> **What you need to do**
Exclude the pictures and return every line exactly as written.

[Figure data in JSON]
↓↓↓
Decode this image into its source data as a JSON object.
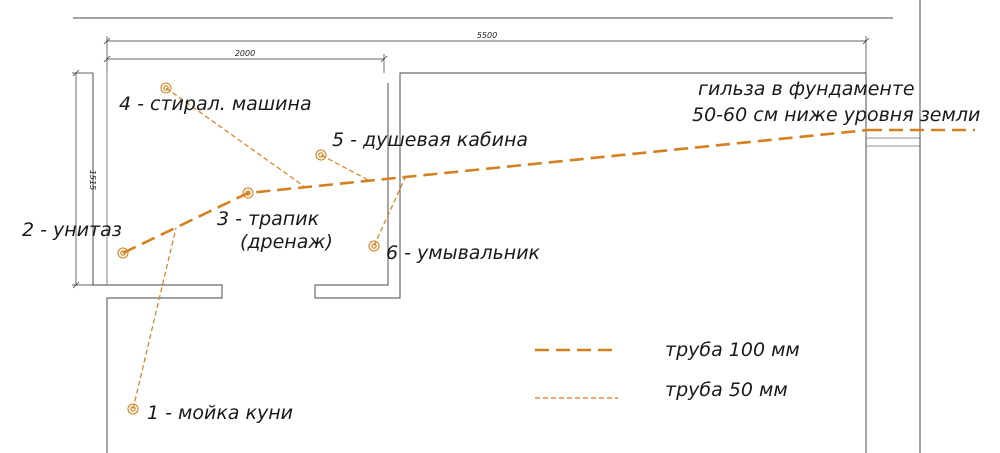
{
  "dimensions": {
    "total_width": "5500",
    "room_width": "2000",
    "room_depth": "1515"
  },
  "fixtures": {
    "f1": "1 - мойка куни",
    "f2": "2 - унитаз",
    "f3_line1": "3 - трапик",
    "f3_line2": "(дренаж)",
    "f4": "4 - стирал. машина",
    "f5": "5 - душевая кабина",
    "f6": "6 - умывальник"
  },
  "note": {
    "line1": "гильза в фундаменте",
    "line2": "50-60 см ниже уровня земли"
  },
  "legend": {
    "pipe_100": "труба 100 мм",
    "pipe_50": "труба 50 мм"
  },
  "colors": {
    "pipe": "#d4801e",
    "walls": "#555555"
  }
}
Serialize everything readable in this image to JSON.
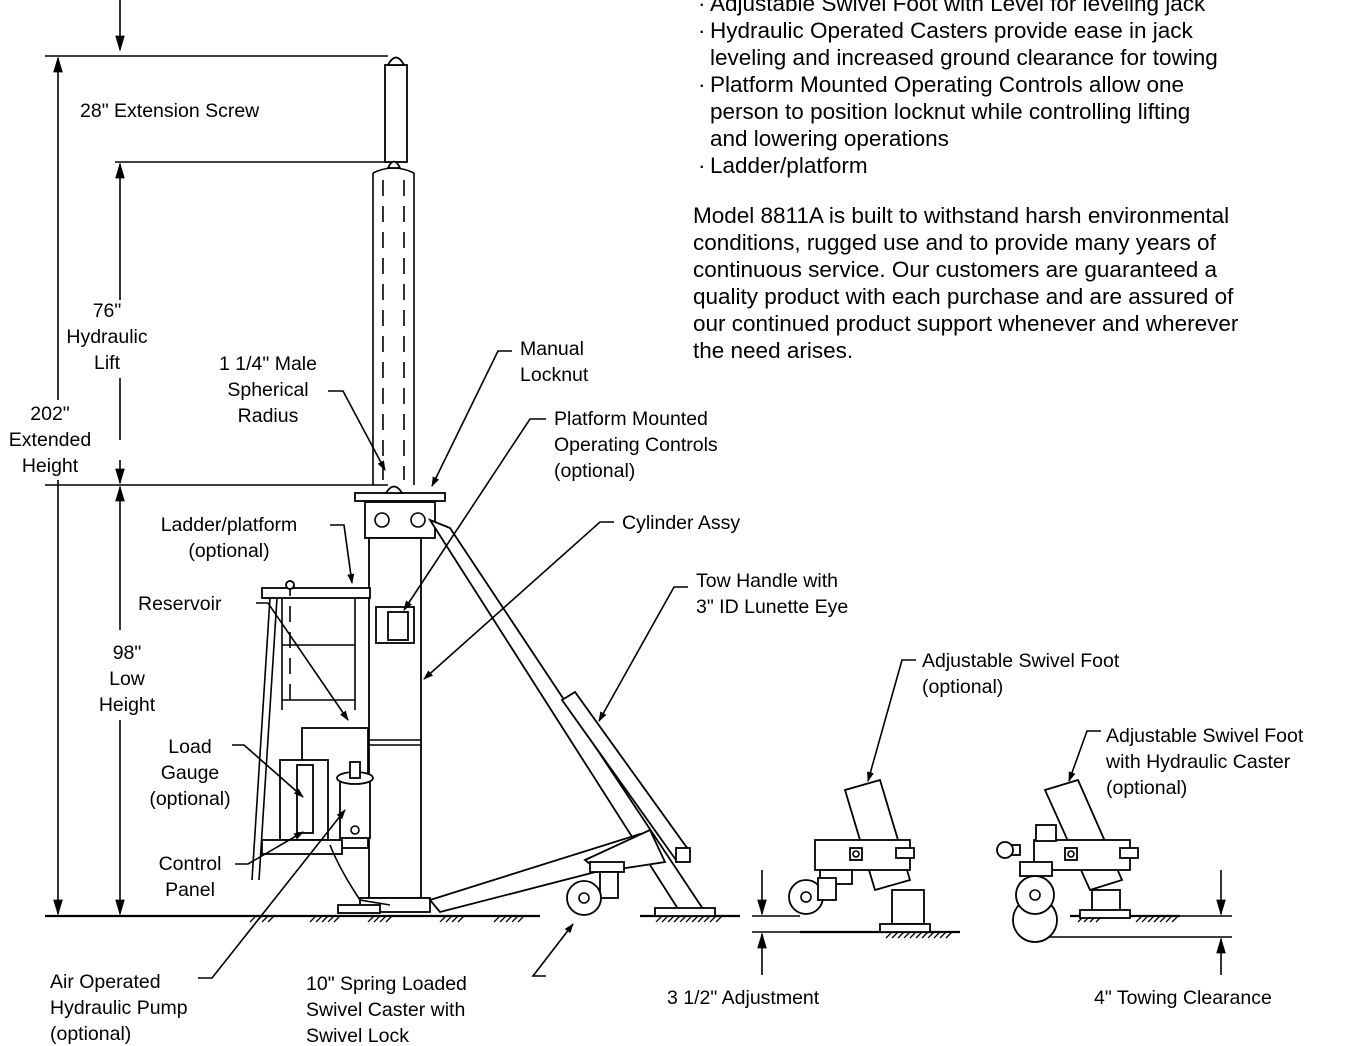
{
  "text_block": {
    "bullets": [
      "Adjustable Swivel Foot with Level for leveling jack",
      "Hydraulic Operated Casters provide ease in jack leveling and increased ground clearance for towing",
      "Platform Mounted Operating Controls allow one person to position locknut while controlling lifting and lowering operations",
      "Ladder/platform"
    ],
    "bullet_lines": [
      [
        "Adjustable Swivel Foot with Level for leveling jack"
      ],
      [
        "Hydraulic Operated Casters provide ease in jack",
        "leveling and increased ground clearance for towing"
      ],
      [
        "Platform Mounted Operating Controls allow one",
        "person to position locknut while controlling lifting",
        "and lowering operations"
      ],
      [
        "Ladder/platform"
      ]
    ],
    "paragraph_lines": [
      "Model 8811A is built to withstand harsh environmental",
      "conditions, rugged use and to provide many years of",
      "continuous service. Our customers are guaranteed a",
      "quality product with each purchase and are assured of",
      "our continued product support whenever and wherever",
      "the need arises."
    ]
  },
  "dimensions": {
    "extension_screw": "28\" Extension Screw",
    "hydraulic_lift": [
      "76\"",
      "Hydraulic",
      "Lift"
    ],
    "extended_height": [
      "202\"",
      "Extended",
      "Height"
    ],
    "low_height": [
      "98\"",
      "Low",
      "Height"
    ],
    "adjustment": "3  1/2\" Adjustment",
    "towing_clearance": "4\" Towing Clearance"
  },
  "callouts": {
    "spherical_radius": [
      "1  1/4\" Male",
      "Spherical",
      "Radius"
    ],
    "manual_locknut": [
      "Manual",
      "Locknut"
    ],
    "platform_controls": [
      "Platform Mounted",
      "Operating Controls",
      "(optional)"
    ],
    "cylinder_assy": [
      "Cylinder Assy"
    ],
    "tow_handle": [
      "Tow Handle with",
      "3\" ID Lunette Eye"
    ],
    "ladder_platform": [
      "Ladder/platform",
      "(optional)"
    ],
    "reservoir": [
      "Reservoir"
    ],
    "load_gauge": [
      "Load",
      "Gauge",
      "(optional)"
    ],
    "control_panel": [
      "Control",
      "Panel"
    ],
    "air_pump": [
      "Air Operated",
      "Hydraulic Pump",
      "(optional)"
    ],
    "swivel_caster": [
      "10\" Spring Loaded",
      "Swivel Caster with",
      "Swivel Lock"
    ],
    "swivel_foot": [
      "Adjustable Swivel Foot",
      "(optional)"
    ],
    "swivel_foot_caster": [
      "Adjustable Swivel Foot",
      "with Hydraulic Caster",
      "(optional)"
    ]
  }
}
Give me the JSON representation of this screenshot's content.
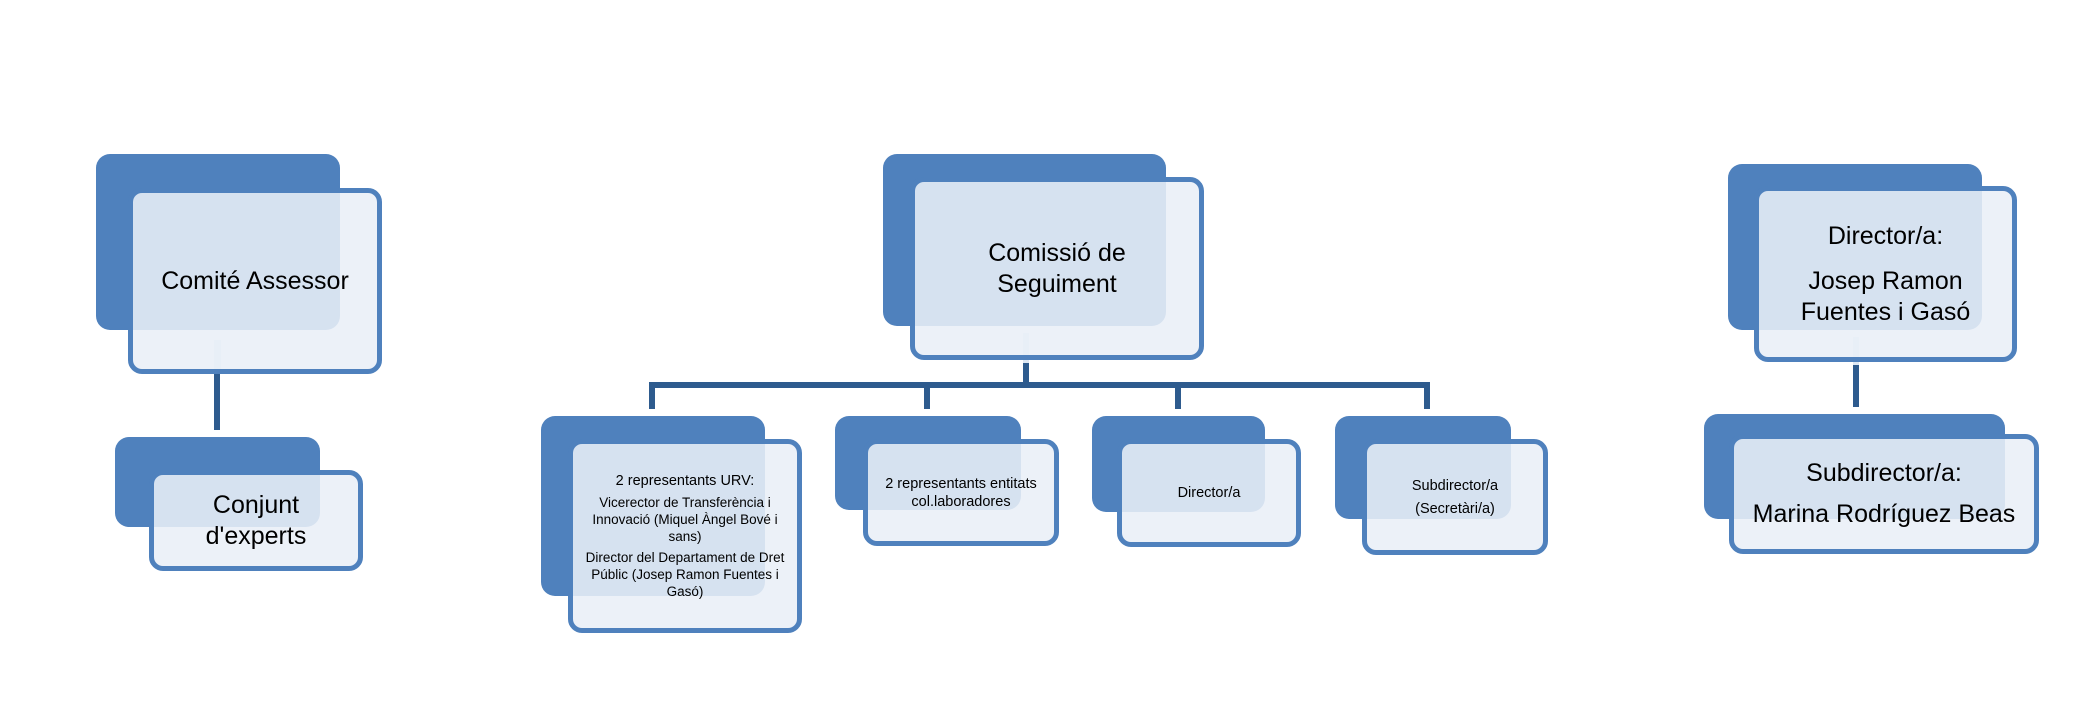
↑↑↑
> **Finished exercise**
Decode this image into its source data as a JSON object.
{
  "dimensions": {
    "total_width": "5500",
    "room_width": "2000",
    "room_depth": "1515"
  },
  "fixtures": {
    "f1": "1 - мойка куни",
    "f2": "2 - унитаз",
    "f3_line1": "3 - трапик",
    "f3_line2": "(дренаж)",
    "f4": "4 - стирал. машина",
    "f5": "5 - душевая кабина",
    "f6": "6 - умывальник"
  },
  "note": {
    "line1": "гильза в фундаменте",
    "line2": "50-60 см ниже уровня земли"
  },
  "legend": {
    "pipe_100": "труба 100 мм",
    "pipe_50": "труба 50 мм"
  },
  "colors": {
    "pipe": "#d4801e",
    "walls": "#555555"
  }
}
Serialize everything readable in this image to JSON.
{
  "text_block": {
    "bullets": [
      "Adjustable Swivel Foot with Level for leveling jack",
      "Hydraulic Operated Casters provide ease in jack leveling and increased ground clearance for towing",
      "Platform Mounted Operating Controls allow one person to position locknut while controlling lifting and lowering operations",
      "Ladder/platform"
    ],
    "bullet_lines": [
      [
        "Adjustable Swivel Foot with Level for leveling jack"
      ],
      [
        "Hydraulic Operated Casters provide ease in jack",
        "leveling and increased ground clearance for towing"
      ],
      [
        "Platform Mounted Operating Controls allow one",
        "person to position locknut while controlling lifting",
        "and lowering operations"
      ],
      [
        "Ladder/platform"
      ]
    ],
    "paragraph_lines": [
      "Model 8811A is built to withstand harsh environmental",
      "conditions, rugged use and to provide many years of",
      "continuous service. Our customers are guaranteed a",
      "quality product with each purchase and are assured of",
      "our continued product support whenever and wherever",
      "the need arises."
    ]
  },
  "dimensions": {
    "extension_screw": "28\" Extension Screw",
    "hydraulic_lift": [
      "76\"",
      "Hydraulic",
      "Lift"
    ],
    "extended_height": [
      "202\"",
      "Extended",
      "Height"
    ],
    "low_height": [
      "98\"",
      "Low",
      "Height"
    ],
    "adjustment": "3  1/2\" Adjustment",
    "towing_clearance": "4\" Towing Clearance"
  },
  "callouts": {
    "spherical_radius": [
      "1  1/4\" Male",
      "Spherical",
      "Radius"
    ],
    "manual_locknut": [
      "Manual",
      "Locknut"
    ],
    "platform_controls": [
      "Platform Mounted",
      "Operating Controls",
      "(optional)"
    ],
    "cylinder_assy": [
      "Cylinder Assy"
    ],
    "tow_handle": [
      "Tow Handle with",
      "3\" ID Lunette Eye"
    ],
    "ladder_platform": [
      "Ladder/platform",
      "(optional)"
    ],
    "reservoir": [
      "Reservoir"
    ],
    "load_gauge": [
      "Load",
      "Gauge",
      "(optional)"
    ],
    "control_panel": [
      "Control",
      "Panel"
    ],
    "air_pump": [
      "Air Operated",
      "Hydraulic Pump",
      "(optional)"
    ],
    "swivel_caster": [
      "10\" Spring Loaded",
      "Swivel Caster with",
      "Swivel Lock"
    ],
    "swivel_foot": [
      "Adjustable Swivel Foot",
      "(optional)"
    ],
    "swivel_foot_caster": [
      "Adjustable Swivel Foot",
      "with Hydraulic Caster",
      "(optional)"
    ]
  }
}
Give me the JSON representation of this screenshot's content.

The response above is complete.